** Begin Material supplied **
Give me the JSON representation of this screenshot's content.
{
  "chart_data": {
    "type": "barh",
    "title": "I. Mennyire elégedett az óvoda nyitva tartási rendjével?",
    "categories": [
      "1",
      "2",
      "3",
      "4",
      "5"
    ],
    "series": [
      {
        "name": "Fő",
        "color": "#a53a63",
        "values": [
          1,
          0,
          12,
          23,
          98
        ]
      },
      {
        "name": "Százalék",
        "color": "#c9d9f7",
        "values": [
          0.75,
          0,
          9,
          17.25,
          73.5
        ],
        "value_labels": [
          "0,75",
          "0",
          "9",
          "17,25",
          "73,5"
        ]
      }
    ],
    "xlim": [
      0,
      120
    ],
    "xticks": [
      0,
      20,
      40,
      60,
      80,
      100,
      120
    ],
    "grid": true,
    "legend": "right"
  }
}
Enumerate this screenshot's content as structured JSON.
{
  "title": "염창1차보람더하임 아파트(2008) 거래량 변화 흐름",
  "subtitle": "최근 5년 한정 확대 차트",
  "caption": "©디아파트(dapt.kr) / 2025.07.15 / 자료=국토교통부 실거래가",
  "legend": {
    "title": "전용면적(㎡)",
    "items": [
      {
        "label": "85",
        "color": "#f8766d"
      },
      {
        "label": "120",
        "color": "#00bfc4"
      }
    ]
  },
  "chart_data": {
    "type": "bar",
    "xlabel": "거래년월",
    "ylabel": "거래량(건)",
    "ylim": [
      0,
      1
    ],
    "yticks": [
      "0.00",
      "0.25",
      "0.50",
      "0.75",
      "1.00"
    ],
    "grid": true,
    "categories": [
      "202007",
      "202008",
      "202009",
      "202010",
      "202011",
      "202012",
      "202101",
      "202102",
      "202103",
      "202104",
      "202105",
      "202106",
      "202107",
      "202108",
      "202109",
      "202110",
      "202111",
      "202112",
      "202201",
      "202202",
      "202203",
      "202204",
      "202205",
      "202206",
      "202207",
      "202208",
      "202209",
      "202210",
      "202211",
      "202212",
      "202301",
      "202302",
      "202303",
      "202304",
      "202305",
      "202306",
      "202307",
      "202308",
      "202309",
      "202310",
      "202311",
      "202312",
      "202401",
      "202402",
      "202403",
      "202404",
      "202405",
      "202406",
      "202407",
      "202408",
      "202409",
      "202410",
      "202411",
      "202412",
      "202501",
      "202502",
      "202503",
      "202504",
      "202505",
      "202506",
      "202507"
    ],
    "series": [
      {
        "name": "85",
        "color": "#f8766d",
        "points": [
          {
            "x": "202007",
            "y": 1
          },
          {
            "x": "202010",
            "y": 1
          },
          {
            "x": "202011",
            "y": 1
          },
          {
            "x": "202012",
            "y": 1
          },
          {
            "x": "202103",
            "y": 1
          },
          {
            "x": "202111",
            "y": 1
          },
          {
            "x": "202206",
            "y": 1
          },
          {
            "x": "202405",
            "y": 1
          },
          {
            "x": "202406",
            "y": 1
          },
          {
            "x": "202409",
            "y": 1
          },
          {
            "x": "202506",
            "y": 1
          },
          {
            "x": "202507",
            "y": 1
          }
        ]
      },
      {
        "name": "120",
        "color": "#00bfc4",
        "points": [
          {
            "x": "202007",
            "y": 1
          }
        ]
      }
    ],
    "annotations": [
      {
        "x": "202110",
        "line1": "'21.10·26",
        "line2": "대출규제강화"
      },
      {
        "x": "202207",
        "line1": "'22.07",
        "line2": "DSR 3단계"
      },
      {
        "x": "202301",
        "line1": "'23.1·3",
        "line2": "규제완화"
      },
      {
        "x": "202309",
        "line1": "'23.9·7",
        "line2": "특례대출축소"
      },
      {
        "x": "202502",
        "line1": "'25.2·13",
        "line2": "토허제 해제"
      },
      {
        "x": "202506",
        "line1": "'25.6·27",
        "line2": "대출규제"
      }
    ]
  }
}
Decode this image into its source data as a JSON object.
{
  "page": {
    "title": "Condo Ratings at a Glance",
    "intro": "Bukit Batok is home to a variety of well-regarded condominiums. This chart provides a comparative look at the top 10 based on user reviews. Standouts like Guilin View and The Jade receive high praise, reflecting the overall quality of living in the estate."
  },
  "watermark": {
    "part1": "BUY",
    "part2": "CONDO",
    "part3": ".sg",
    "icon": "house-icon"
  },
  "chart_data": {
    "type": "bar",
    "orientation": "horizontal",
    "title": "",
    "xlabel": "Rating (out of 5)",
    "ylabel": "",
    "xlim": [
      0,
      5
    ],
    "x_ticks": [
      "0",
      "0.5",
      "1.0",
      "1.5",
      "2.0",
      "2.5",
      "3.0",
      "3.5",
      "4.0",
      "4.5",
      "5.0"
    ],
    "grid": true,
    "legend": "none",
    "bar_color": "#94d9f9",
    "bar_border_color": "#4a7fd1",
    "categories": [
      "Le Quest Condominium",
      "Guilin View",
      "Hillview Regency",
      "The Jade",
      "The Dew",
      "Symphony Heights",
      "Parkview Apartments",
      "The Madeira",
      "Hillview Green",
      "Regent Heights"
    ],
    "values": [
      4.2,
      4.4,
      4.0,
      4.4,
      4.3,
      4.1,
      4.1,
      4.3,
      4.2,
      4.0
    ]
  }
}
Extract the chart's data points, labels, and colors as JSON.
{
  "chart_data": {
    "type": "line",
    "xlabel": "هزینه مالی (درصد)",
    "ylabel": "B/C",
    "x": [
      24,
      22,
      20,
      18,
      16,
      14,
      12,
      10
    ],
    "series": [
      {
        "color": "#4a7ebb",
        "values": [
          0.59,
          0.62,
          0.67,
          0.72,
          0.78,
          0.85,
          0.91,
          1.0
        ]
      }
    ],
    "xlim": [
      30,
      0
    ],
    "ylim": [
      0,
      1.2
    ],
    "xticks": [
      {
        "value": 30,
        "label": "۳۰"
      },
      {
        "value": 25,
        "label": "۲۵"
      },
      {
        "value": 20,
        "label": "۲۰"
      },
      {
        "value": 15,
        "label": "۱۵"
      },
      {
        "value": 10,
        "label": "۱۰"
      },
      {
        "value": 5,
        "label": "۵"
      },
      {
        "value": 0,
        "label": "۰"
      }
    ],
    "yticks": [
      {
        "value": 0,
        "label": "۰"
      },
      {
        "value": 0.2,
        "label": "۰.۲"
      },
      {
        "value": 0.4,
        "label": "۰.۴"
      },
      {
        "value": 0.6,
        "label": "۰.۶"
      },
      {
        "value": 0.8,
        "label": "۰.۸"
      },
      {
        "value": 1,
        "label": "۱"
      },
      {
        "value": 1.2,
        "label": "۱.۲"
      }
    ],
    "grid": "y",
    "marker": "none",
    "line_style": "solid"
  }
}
** End Material supplied **
What to do → Set down all of the records shown above once more, exactly.

Answer to the task →
Give me the JSON representation of this screenshot's content.
{
  "chart_data": {
    "type": "barh",
    "title": "I. Mennyire elégedett az óvoda nyitva tartási rendjével?",
    "categories": [
      "1",
      "2",
      "3",
      "4",
      "5"
    ],
    "series": [
      {
        "name": "Fő",
        "color": "#a53a63",
        "values": [
          1,
          0,
          12,
          23,
          98
        ]
      },
      {
        "name": "Százalék",
        "color": "#c9d9f7",
        "values": [
          0.75,
          0,
          9,
          17.25,
          73.5
        ],
        "value_labels": [
          "0,75",
          "0",
          "9",
          "17,25",
          "73,5"
        ]
      }
    ],
    "xlim": [
      0,
      120
    ],
    "xticks": [
      0,
      20,
      40,
      60,
      80,
      100,
      120
    ],
    "grid": true,
    "legend": "right"
  }
}
Enumerate this screenshot's content as structured JSON.
{
  "title": "염창1차보람더하임 아파트(2008) 거래량 변화 흐름",
  "subtitle": "최근 5년 한정 확대 차트",
  "caption": "©디아파트(dapt.kr) / 2025.07.15 / 자료=국토교통부 실거래가",
  "legend": {
    "title": "전용면적(㎡)",
    "items": [
      {
        "label": "85",
        "color": "#f8766d"
      },
      {
        "label": "120",
        "color": "#00bfc4"
      }
    ]
  },
  "chart_data": {
    "type": "bar",
    "xlabel": "거래년월",
    "ylabel": "거래량(건)",
    "ylim": [
      0,
      1
    ],
    "yticks": [
      "0.00",
      "0.25",
      "0.50",
      "0.75",
      "1.00"
    ],
    "grid": true,
    "categories": [
      "202007",
      "202008",
      "202009",
      "202010",
      "202011",
      "202012",
      "202101",
      "202102",
      "202103",
      "202104",
      "202105",
      "202106",
      "202107",
      "202108",
      "202109",
      "202110",
      "202111",
      "202112",
      "202201",
      "202202",
      "202203",
      "202204",
      "202205",
      "202206",
      "202207",
      "202208",
      "202209",
      "202210",
      "202211",
      "202212",
      "202301",
      "202302",
      "202303",
      "202304",
      "202305",
      "202306",
      "202307",
      "202308",
      "202309",
      "202310",
      "202311",
      "202312",
      "202401",
      "202402",
      "202403",
      "202404",
      "202405",
      "202406",
      "202407",
      "202408",
      "202409",
      "202410",
      "202411",
      "202412",
      "202501",
      "202502",
      "202503",
      "202504",
      "202505",
      "202506",
      "202507"
    ],
    "series": [
      {
        "name": "85",
        "color": "#f8766d",
        "points": [
          {
            "x": "202007",
            "y": 1
          },
          {
            "x": "202010",
            "y": 1
          },
          {
            "x": "202011",
            "y": 1
          },
          {
            "x": "202012",
            "y": 1
          },
          {
            "x": "202103",
            "y": 1
          },
          {
            "x": "202111",
            "y": 1
          },
          {
            "x": "202206",
            "y": 1
          },
          {
            "x": "202405",
            "y": 1
          },
          {
            "x": "202406",
            "y": 1
          },
          {
            "x": "202409",
            "y": 1
          },
          {
            "x": "202506",
            "y": 1
          },
          {
            "x": "202507",
            "y": 1
          }
        ]
      },
      {
        "name": "120",
        "color": "#00bfc4",
        "points": [
          {
            "x": "202007",
            "y": 1
          }
        ]
      }
    ],
    "annotations": [
      {
        "x": "202110",
        "line1": "'21.10·26",
        "line2": "대출규제강화"
      },
      {
        "x": "202207",
        "line1": "'22.07",
        "line2": "DSR 3단계"
      },
      {
        "x": "202301",
        "line1": "'23.1·3",
        "line2": "규제완화"
      },
      {
        "x": "202309",
        "line1": "'23.9·7",
        "line2": "특례대출축소"
      },
      {
        "x": "202502",
        "line1": "'25.2·13",
        "line2": "토허제 해제"
      },
      {
        "x": "202506",
        "line1": "'25.6·27",
        "line2": "대출규제"
      }
    ]
  }
}
Decode this image into its source data as a JSON object.
{
  "page": {
    "title": "Condo Ratings at a Glance",
    "intro": "Bukit Batok is home to a variety of well-regarded condominiums. This chart provides a comparative look at the top 10 based on user reviews. Standouts like Guilin View and The Jade receive high praise, reflecting the overall quality of living in the estate."
  },
  "watermark": {
    "part1": "BUY",
    "part2": "CONDO",
    "part3": ".sg",
    "icon": "house-icon"
  },
  "chart_data": {
    "type": "bar",
    "orientation": "horizontal",
    "title": "",
    "xlabel": "Rating (out of 5)",
    "ylabel": "",
    "xlim": [
      0,
      5
    ],
    "x_ticks": [
      "0",
      "0.5",
      "1.0",
      "1.5",
      "2.0",
      "2.5",
      "3.0",
      "3.5",
      "4.0",
      "4.5",
      "5.0"
    ],
    "grid": true,
    "legend": "none",
    "bar_color": "#94d9f9",
    "bar_border_color": "#4a7fd1",
    "categories": [
      "Le Quest Condominium",
      "Guilin View",
      "Hillview Regency",
      "The Jade",
      "The Dew",
      "Symphony Heights",
      "Parkview Apartments",
      "The Madeira",
      "Hillview Green",
      "Regent Heights"
    ],
    "values": [
      4.2,
      4.4,
      4.0,
      4.4,
      4.3,
      4.1,
      4.1,
      4.3,
      4.2,
      4.0
    ]
  }
}
Extract the chart's data points, labels, and colors as JSON.
{
  "chart_data": {
    "type": "line",
    "xlabel": "هزینه مالی (درصد)",
    "ylabel": "B/C",
    "x": [
      24,
      22,
      20,
      18,
      16,
      14,
      12,
      10
    ],
    "series": [
      {
        "color": "#4a7ebb",
        "values": [
          0.59,
          0.62,
          0.67,
          0.72,
          0.78,
          0.85,
          0.91,
          1.0
        ]
      }
    ],
    "xlim": [
      30,
      0
    ],
    "ylim": [
      0,
      1.2
    ],
    "xticks": [
      {
        "value": 30,
        "label": "۳۰"
      },
      {
        "value": 25,
        "label": "۲۵"
      },
      {
        "value": 20,
        "label": "۲۰"
      },
      {
        "value": 15,
        "label": "۱۵"
      },
      {
        "value": 10,
        "label": "۱۰"
      },
      {
        "value": 5,
        "label": "۵"
      },
      {
        "value": 0,
        "label": "۰"
      }
    ],
    "yticks": [
      {
        "value": 0,
        "label": "۰"
      },
      {
        "value": 0.2,
        "label": "۰.۲"
      },
      {
        "value": 0.4,
        "label": "۰.۴"
      },
      {
        "value": 0.6,
        "label": "۰.۶"
      },
      {
        "value": 0.8,
        "label": "۰.۸"
      },
      {
        "value": 1,
        "label": "۱"
      },
      {
        "value": 1.2,
        "label": "۱.۲"
      }
    ],
    "grid": "y",
    "marker": "none",
    "line_style": "solid"
  }
}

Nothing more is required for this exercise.